━━━━━ Material shown
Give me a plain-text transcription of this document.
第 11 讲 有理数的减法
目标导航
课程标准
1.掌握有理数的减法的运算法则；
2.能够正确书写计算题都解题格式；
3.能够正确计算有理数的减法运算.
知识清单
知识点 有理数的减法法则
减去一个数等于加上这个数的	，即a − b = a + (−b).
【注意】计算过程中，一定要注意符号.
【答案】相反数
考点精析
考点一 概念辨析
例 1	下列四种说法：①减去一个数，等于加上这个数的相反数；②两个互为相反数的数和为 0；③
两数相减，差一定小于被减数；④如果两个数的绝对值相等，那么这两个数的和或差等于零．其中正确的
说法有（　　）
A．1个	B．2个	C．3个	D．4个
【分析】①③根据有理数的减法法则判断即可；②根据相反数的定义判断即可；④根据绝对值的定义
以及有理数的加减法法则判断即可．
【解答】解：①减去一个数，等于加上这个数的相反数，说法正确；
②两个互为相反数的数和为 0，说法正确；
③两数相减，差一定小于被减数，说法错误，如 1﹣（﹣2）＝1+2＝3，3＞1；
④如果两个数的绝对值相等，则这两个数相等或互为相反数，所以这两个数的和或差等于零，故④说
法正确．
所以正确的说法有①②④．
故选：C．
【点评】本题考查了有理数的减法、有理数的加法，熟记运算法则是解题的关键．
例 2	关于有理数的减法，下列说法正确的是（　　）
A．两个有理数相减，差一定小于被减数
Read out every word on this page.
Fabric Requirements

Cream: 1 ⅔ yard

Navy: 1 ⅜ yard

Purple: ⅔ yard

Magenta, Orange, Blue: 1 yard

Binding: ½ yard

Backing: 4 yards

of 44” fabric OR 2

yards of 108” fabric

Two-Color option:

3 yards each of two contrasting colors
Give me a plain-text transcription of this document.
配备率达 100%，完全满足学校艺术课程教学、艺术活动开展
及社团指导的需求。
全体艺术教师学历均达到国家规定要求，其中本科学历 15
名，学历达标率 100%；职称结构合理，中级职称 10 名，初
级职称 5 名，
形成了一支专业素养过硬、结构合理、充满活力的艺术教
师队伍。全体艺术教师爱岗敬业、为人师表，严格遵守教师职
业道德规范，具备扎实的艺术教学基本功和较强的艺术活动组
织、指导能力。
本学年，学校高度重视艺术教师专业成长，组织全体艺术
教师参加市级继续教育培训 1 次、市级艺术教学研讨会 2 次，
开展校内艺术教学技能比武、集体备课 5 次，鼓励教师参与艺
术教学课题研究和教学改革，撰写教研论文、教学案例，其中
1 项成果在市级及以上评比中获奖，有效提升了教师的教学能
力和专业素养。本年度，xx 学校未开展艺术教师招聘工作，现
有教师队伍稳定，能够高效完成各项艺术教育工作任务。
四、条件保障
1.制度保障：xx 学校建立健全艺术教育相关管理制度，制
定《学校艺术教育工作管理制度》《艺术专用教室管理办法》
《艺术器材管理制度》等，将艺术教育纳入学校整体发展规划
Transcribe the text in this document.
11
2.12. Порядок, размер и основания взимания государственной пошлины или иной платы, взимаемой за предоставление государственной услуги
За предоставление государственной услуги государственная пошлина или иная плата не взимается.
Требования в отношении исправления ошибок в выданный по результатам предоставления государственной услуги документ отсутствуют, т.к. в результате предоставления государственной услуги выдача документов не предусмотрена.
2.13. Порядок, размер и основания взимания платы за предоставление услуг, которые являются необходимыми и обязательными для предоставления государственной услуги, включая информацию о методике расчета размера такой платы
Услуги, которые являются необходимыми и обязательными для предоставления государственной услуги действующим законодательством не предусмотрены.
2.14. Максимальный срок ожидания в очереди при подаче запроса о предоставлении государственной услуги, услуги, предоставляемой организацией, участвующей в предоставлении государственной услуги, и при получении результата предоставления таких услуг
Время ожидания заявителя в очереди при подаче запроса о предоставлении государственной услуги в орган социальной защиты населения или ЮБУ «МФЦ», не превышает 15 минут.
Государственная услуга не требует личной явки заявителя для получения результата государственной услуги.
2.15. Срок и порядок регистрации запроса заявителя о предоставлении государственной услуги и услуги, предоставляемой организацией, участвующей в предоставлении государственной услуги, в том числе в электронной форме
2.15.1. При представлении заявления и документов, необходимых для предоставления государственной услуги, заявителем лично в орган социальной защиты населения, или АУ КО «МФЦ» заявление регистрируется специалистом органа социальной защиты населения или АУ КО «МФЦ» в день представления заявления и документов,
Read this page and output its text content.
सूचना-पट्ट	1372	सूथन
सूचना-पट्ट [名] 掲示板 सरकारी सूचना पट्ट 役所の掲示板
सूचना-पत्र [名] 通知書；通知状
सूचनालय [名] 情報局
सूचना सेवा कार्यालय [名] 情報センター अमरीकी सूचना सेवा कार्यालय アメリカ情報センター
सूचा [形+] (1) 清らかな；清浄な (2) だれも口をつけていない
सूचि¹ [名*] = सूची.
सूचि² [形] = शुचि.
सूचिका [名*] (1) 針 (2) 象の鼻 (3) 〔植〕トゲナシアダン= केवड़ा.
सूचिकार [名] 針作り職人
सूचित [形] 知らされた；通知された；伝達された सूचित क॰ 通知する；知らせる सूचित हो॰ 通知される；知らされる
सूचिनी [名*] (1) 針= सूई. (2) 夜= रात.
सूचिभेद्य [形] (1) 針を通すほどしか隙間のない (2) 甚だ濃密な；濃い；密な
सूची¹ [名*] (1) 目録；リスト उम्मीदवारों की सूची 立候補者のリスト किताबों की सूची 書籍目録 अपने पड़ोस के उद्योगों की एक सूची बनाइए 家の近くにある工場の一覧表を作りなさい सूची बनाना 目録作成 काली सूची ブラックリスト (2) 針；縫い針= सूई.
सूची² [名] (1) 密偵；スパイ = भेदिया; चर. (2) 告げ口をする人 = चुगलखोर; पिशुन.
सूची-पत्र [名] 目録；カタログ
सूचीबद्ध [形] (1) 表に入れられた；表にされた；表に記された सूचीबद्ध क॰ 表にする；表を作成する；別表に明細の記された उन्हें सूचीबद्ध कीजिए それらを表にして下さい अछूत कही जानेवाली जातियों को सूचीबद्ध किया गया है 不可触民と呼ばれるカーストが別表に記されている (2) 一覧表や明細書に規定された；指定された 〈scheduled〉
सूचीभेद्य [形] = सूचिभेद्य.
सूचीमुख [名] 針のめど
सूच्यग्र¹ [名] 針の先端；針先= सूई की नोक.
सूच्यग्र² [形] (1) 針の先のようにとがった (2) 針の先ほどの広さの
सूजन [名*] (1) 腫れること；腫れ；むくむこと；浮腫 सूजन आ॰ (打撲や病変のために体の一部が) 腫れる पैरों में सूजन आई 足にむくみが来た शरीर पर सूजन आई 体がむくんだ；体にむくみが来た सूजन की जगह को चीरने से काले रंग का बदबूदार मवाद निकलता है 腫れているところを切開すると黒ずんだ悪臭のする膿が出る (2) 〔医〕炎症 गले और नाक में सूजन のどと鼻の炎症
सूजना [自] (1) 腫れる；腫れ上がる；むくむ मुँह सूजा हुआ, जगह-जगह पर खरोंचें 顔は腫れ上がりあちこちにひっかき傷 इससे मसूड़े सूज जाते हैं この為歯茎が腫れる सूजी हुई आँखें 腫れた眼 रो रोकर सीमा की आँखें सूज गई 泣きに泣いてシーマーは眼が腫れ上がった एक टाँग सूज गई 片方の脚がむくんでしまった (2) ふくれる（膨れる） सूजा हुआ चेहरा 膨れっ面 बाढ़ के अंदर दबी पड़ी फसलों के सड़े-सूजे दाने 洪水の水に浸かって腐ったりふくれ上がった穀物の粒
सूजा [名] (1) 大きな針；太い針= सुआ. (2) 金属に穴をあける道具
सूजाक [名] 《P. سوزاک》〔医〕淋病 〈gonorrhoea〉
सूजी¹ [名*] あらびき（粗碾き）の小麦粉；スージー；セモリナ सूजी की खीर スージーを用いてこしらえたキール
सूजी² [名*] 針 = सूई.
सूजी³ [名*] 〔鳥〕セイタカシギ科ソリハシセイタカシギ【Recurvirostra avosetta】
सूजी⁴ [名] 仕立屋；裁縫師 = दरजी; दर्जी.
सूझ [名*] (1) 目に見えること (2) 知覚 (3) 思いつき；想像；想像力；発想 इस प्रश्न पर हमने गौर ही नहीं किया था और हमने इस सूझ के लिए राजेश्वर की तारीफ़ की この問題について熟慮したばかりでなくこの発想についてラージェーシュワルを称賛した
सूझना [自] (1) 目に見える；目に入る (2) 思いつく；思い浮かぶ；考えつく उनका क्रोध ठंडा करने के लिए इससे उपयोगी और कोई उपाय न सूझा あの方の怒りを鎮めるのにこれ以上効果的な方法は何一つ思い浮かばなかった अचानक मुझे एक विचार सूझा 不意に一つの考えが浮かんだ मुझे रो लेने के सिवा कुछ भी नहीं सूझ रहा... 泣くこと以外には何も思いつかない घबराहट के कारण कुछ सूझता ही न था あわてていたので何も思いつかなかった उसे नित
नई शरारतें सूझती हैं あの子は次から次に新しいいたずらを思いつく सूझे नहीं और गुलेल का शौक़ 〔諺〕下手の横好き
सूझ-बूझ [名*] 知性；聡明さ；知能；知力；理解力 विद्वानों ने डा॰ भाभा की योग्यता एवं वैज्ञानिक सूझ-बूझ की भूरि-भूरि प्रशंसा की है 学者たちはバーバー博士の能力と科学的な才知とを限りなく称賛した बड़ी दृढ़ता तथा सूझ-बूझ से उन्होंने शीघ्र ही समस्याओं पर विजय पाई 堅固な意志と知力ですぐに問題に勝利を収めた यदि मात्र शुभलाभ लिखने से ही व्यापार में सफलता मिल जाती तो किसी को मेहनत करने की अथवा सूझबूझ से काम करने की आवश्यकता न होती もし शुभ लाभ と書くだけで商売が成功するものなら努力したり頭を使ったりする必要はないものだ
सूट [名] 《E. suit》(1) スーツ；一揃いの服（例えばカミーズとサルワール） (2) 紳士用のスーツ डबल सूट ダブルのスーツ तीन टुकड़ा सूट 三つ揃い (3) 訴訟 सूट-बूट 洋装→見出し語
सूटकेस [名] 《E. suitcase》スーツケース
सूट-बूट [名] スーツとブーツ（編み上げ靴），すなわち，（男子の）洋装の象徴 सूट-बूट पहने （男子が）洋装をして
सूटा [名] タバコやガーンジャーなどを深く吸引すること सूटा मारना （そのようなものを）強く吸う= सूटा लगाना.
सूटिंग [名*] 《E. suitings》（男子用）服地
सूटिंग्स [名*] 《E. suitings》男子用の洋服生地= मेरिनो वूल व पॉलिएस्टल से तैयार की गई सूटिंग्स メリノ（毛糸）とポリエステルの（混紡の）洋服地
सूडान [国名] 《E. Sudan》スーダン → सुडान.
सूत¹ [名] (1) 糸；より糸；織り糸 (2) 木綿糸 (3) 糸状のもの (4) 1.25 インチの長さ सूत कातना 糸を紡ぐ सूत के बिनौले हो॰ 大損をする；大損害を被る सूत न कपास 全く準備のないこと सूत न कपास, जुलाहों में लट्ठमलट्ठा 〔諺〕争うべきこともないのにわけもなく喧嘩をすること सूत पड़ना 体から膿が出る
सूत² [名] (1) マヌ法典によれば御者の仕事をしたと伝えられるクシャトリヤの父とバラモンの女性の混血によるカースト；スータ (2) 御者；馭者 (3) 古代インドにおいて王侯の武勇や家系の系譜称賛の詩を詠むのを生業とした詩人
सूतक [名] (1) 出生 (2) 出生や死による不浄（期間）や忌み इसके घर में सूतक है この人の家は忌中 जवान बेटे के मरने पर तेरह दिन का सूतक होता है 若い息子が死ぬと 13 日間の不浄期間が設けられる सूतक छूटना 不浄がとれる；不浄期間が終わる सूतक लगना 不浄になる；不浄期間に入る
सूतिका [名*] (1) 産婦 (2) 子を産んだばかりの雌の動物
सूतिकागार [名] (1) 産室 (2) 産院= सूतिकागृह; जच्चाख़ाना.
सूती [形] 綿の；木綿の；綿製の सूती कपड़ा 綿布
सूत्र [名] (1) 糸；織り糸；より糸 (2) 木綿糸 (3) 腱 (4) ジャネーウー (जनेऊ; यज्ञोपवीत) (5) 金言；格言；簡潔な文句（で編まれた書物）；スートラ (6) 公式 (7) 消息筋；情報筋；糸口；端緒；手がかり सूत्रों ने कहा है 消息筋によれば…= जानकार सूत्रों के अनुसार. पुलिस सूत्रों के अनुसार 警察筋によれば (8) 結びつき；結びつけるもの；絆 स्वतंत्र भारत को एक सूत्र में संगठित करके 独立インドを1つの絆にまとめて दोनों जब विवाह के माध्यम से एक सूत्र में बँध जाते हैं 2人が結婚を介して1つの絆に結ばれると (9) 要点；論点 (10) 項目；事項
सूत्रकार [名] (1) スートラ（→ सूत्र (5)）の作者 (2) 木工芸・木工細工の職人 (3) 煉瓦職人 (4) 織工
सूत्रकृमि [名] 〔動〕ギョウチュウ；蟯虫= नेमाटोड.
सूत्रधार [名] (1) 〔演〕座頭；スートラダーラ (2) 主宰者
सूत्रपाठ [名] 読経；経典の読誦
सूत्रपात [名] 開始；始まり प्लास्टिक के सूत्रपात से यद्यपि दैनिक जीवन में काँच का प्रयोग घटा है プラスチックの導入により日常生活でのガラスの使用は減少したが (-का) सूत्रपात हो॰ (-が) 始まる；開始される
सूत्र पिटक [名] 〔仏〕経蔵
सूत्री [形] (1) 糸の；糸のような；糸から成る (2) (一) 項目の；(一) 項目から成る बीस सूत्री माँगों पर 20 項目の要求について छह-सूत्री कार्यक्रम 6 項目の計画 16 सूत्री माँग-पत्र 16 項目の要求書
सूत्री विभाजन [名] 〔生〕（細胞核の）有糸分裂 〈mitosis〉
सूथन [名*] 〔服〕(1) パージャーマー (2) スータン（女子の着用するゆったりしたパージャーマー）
━━━━━━━━━━
Short task =>
Which lines above contain the word "предоставления"? Copy each of them.

Exercise output =>
Требования в отношении исправления ошибок в выданный по результатам предоставления государственной услуги документ отсутствуют, т.к. в результате предоставления государственной услуги выдача документов не предусмотрена.
2.13. Порядок, размер и основания взимания платы за предоставление услуг, которые являются необходимыми и обязательными для предоставления государственной услуги, включая информацию о методике расчета размера такой платы
Услуги, которые являются необходимыми и обязательными для предоставления государственной услуги действующим законодательством не предусмотрены.
2.14. Максимальный срок ожидания в очереди при подаче запроса о предоставлении государственной услуги, услуги, предоставляемой организацией, участвующей в предоставлении государственной услуги, и при получении результата предоставления таких услуг
2.15.1. При представлении заявления и документов, необходимых для предоставления государственной услуги, заявителем лично в орган социальной защиты населения, или АУ КО «МФЦ» заявление регистрируется специалистом органа социальной защиты населения или АУ КО «МФЦ» в день представления заявления и документов,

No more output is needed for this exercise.